__本文抜粋__:
---
多くのリーダーも「ああ、ビジョン大事だよね。
うちの会社にもあるよ」と言えてしまうもので、
表面的に捉えられそう。

でも大切なのは、
そのビジョンを描いた背景、
すなわち「質や深さ」。

かつ、”ビジョン”を形にする上での
「現場を起点にした仕組み」などに
旭山動物園の凄さが隠れていると感じます。

■旭山動物園の場合、1989年当時、
現場で働く一人ひとりの飼育員が、

「自分の担当している動物は、こんなにもすごい!
この魅力を何とか伝えたい」

と語り合っている姿を
当時の菅野元園長が見たところから始まりました。

そのときに、

「せっかくだから、
展示施設のアイデアとして
まとめてみてはどうか?」

と、仕事が終わった後に
皆が夜集まって、アイデア出しの作業が
始まりました。

■中心メンバーは、
後に園長になる小菅さん、

そして復活劇のインタビューになった
これもその後園長となる坂東さん、
(当時若手だった)
---
__提供された記録__:
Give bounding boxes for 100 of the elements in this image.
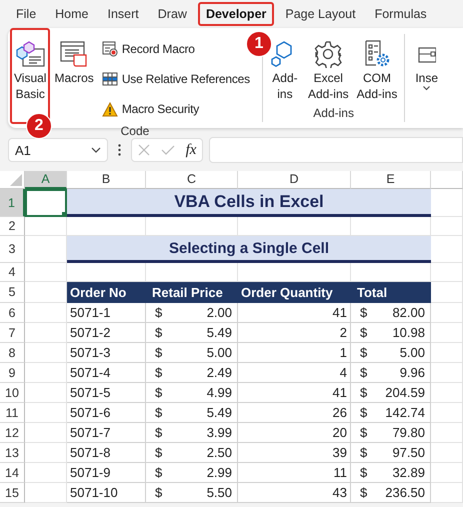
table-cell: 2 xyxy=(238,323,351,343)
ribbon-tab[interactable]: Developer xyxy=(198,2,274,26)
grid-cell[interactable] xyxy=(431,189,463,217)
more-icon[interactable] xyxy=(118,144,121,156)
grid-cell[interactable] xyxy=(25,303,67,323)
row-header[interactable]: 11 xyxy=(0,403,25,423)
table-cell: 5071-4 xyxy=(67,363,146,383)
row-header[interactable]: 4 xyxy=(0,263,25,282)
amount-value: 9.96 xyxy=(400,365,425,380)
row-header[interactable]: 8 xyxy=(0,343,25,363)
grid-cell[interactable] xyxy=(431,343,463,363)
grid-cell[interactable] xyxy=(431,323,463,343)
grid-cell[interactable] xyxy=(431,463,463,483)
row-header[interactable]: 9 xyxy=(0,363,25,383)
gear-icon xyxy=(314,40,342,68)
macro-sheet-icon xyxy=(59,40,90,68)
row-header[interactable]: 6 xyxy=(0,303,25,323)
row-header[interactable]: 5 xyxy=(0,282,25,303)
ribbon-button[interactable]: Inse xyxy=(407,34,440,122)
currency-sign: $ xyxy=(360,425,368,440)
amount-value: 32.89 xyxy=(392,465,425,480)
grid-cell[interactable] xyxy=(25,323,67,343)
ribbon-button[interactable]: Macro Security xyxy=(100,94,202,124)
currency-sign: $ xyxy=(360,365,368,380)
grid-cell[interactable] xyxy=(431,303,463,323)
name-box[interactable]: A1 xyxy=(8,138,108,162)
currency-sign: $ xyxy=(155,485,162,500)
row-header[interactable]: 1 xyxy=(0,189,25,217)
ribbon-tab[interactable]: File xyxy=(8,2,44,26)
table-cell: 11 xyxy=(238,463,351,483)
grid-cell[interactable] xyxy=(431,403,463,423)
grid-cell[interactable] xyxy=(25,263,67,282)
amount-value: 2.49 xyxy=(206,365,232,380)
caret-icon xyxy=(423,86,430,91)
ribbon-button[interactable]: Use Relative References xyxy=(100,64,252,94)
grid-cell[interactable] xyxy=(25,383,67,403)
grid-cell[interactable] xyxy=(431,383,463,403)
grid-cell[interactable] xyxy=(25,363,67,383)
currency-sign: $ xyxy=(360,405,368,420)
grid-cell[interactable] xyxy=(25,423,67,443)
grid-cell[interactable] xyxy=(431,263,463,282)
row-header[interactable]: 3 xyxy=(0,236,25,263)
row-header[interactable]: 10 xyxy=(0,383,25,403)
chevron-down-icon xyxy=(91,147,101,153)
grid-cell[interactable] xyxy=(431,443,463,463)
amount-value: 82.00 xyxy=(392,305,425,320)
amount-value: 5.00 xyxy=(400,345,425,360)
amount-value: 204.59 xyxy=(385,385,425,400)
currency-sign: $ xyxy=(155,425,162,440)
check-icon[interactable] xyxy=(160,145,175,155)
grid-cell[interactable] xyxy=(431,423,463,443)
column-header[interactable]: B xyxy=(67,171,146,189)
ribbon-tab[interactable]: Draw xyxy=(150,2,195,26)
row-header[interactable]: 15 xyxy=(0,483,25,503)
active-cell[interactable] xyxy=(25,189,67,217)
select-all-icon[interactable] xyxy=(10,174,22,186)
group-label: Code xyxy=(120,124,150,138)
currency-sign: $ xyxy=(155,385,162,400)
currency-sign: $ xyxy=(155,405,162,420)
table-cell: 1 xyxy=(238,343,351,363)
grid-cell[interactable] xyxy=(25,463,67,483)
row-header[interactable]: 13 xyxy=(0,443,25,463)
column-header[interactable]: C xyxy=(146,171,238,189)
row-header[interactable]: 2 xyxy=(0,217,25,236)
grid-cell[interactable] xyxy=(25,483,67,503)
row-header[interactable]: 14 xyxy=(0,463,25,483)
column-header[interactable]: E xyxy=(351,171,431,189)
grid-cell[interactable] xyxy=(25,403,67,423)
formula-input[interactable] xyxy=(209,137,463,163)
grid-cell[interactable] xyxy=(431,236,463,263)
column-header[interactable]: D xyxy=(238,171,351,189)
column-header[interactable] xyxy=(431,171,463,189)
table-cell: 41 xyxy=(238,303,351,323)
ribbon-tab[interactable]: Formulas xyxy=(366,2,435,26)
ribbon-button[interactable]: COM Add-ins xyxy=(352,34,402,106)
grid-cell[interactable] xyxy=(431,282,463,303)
---
__課題と演習__:
1: 旭山動物園についての本文抜粋と照らし合わせ、次の(a)〜(c)がそれぞれ本文に合っているかを「はい」か「いいえ」で答えてください。判断の決め手となる本文の語句もそのまま引用してください。
(a) 取り組みの始まりは、飼育員たちが担当動物について語り合う姿を菅野元園長が見たことだった。
(b) アイデア出しの作業は勤務時間中に行われた。
(c) 小菅さんは後に園長になった。
2: 旭山動物園についての本文抜粋を、最後の行に続けて書き進めてください。

__最終結果__:
1:
(a) はい。「当時の菅野元園長が見たところから始まりました」
(b) いいえ。「仕事が終わった後に」「皆が夜集まって」
(c) はい。「後に園長になる小菅さん」

2:
後に、飼育係員から
絵本作家にとして活躍されるあべさん、

など4人があつまり、

「こういう施設にしたらいいよね!」

と皆が夢を語り合ったのでした。

■「これは難しいよね…」
「実現可能性がなさそうだ…」

そんなことは一切言わず、
ただただ夢や理想を語り合う。

そして広がったアイデアが
合計20枚のスケッチとなり
(現存するのは14枚)

それの描かれたものは

「奇跡の再生を成し遂げた旭山動物園を
まさに表した姿」

なのでした。

■注目したいのが、

『未来のスケッチ』を描いた1989年当時は
旭山動物園にとって真冬の時期であった

ことです。

環境としては、
来場者は減る一方。

夢を描いても
実現する予算もない。

動物園の理想とされる運営は
描いたものと逆とされていた時代。

旭川市のお荷物と思われていた。

、、、そんなときに、

現場の思いある4人が、
最も厳しい時に、理想的なビジョンを描き、
「旗」を立てたのです。

そして10年の時を経ながら、
ビジョンが実現されていった。

このストーリーに

魂が入った「ビジョンが持つ力」と、
そこから私達が学ぶものがある、

と感じるのです。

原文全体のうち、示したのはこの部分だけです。